**Exercise data:**
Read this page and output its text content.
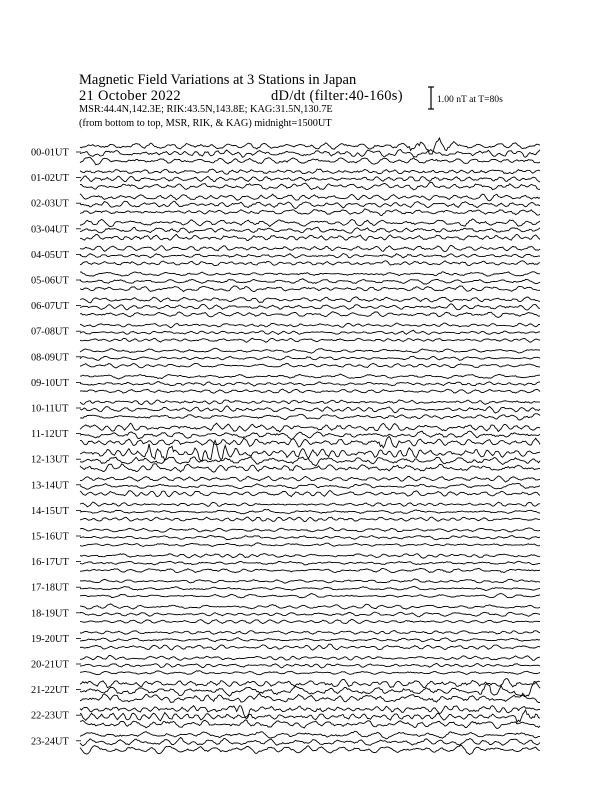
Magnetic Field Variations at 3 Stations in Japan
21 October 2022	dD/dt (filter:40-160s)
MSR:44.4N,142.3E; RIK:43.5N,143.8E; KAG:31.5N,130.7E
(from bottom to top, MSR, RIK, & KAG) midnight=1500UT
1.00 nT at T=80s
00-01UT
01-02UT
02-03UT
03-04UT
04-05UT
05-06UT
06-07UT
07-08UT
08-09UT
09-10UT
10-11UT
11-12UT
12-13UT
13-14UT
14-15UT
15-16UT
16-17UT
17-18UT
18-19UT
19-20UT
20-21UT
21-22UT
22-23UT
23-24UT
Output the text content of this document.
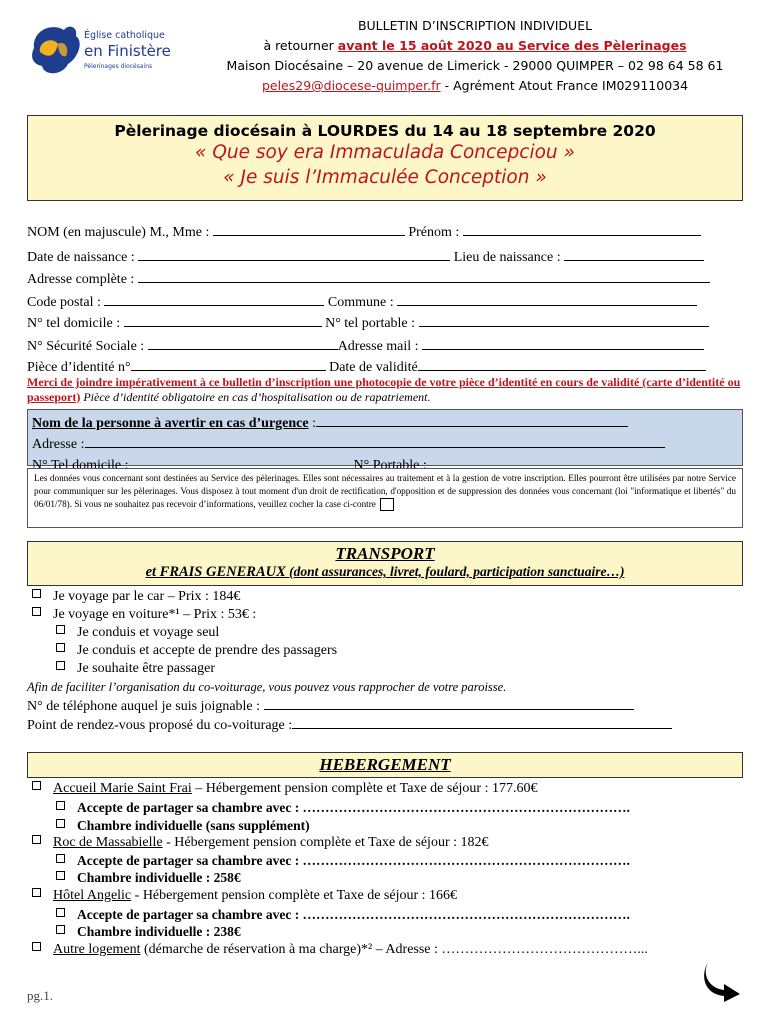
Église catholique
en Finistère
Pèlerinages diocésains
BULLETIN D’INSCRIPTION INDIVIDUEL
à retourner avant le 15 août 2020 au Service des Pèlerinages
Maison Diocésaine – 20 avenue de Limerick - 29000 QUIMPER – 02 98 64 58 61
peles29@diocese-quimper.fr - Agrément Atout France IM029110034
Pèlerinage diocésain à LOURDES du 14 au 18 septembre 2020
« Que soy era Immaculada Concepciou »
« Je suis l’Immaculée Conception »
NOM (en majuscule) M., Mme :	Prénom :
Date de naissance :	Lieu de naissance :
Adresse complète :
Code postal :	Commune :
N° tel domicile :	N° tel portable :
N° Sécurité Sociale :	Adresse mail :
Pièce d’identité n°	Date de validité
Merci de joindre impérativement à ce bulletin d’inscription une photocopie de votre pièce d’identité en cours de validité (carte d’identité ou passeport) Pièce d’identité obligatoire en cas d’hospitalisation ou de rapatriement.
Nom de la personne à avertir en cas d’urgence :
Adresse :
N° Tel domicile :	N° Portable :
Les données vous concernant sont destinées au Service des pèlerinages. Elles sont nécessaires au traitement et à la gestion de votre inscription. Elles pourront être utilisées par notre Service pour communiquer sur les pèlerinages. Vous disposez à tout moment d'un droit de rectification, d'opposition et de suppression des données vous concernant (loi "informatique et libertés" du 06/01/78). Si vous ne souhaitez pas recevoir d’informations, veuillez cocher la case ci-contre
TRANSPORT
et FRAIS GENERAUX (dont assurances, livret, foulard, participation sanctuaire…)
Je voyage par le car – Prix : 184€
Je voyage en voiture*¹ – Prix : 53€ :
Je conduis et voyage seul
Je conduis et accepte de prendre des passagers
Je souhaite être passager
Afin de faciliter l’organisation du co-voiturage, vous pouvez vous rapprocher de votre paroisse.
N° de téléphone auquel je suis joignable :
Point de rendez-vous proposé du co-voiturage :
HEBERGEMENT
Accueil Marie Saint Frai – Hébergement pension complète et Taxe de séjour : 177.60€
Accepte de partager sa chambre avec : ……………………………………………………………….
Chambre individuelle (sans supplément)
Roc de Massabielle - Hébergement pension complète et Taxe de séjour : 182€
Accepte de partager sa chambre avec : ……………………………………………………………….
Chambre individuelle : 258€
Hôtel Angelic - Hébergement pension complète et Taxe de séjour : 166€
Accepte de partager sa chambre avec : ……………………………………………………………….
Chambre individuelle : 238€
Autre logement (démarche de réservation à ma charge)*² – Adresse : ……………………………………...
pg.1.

**Stated problem:** Leave every image out, and retype the material exactly.

**Solution to the problem:**
Read this page and output its text content.
Magnetic Field Variations at 3 Stations in Japan
21 October 2022	dD/dt (filter:40-160s)
MSR:44.4N,142.3E; RIK:43.5N,143.8E; KAG:31.5N,130.7E
(from bottom to top, MSR, RIK, & KAG) midnight=1500UT
1.00 nT at T=80s
00-01UT
01-02UT
02-03UT
03-04UT
04-05UT
05-06UT
06-07UT
07-08UT
08-09UT
09-10UT
10-11UT
11-12UT
12-13UT
13-14UT
14-15UT
15-16UT
16-17UT
17-18UT
18-19UT
19-20UT
20-21UT
21-22UT
22-23UT
23-24UT
Output the text content of this document.
Église catholique
en Finistère
Pèlerinages diocésains
BULLETIN D’INSCRIPTION INDIVIDUEL
à retourner avant le 15 août 2020 au Service des Pèlerinages
Maison Diocésaine – 20 avenue de Limerick - 29000 QUIMPER – 02 98 64 58 61
peles29@diocese-quimper.fr - Agrément Atout France IM029110034
Pèlerinage diocésain à LOURDES du 14 au 18 septembre 2020
« Que soy era Immaculada Concepciou »
« Je suis l’Immaculée Conception »
NOM (en majuscule) M., Mme :	Prénom :
Date de naissance :	Lieu de naissance :
Adresse complète :
Code postal :	Commune :
N° tel domicile :	N° tel portable :
N° Sécurité Sociale :	Adresse mail :
Pièce d’identité n°	Date de validité
Merci de joindre impérativement à ce bulletin d’inscription une photocopie de votre pièce d’identité en cours de validité (carte d’identité ou passeport) Pièce d’identité obligatoire en cas d’hospitalisation ou de rapatriement.
Nom de la personne à avertir en cas d’urgence :
Adresse :
N° Tel domicile :	N° Portable :
Les données vous concernant sont destinées au Service des pèlerinages. Elles sont nécessaires au traitement et à la gestion de votre inscription. Elles pourront être utilisées par notre Service pour communiquer sur les pèlerinages. Vous disposez à tout moment d'un droit de rectification, d'opposition et de suppression des données vous concernant (loi "informatique et libertés" du 06/01/78). Si vous ne souhaitez pas recevoir d’informations, veuillez cocher la case ci-contre
TRANSPORT
et FRAIS GENERAUX (dont assurances, livret, foulard, participation sanctuaire…)
Je voyage par le car – Prix : 184€
Je voyage en voiture*¹ – Prix : 53€ :
Je conduis et voyage seul
Je conduis et accepte de prendre des passagers
Je souhaite être passager
Afin de faciliter l’organisation du co-voiturage, vous pouvez vous rapprocher de votre paroisse.
N° de téléphone auquel je suis joignable :
Point de rendez-vous proposé du co-voiturage :
HEBERGEMENT
Accueil Marie Saint Frai – Hébergement pension complète et Taxe de séjour : 177.60€
Accepte de partager sa chambre avec : ……………………………………………………………….
Chambre individuelle (sans supplément)
Roc de Massabielle - Hébergement pension complète et Taxe de séjour : 182€
Accepte de partager sa chambre avec : ……………………………………………………………….
Chambre individuelle : 258€
Hôtel Angelic - Hébergement pension complète et Taxe de séjour : 166€
Accepte de partager sa chambre avec : ……………………………………………………………….
Chambre individuelle : 238€
Autre logement (démarche de réservation à ma charge)*² – Adresse : ……………………………………...
pg.1.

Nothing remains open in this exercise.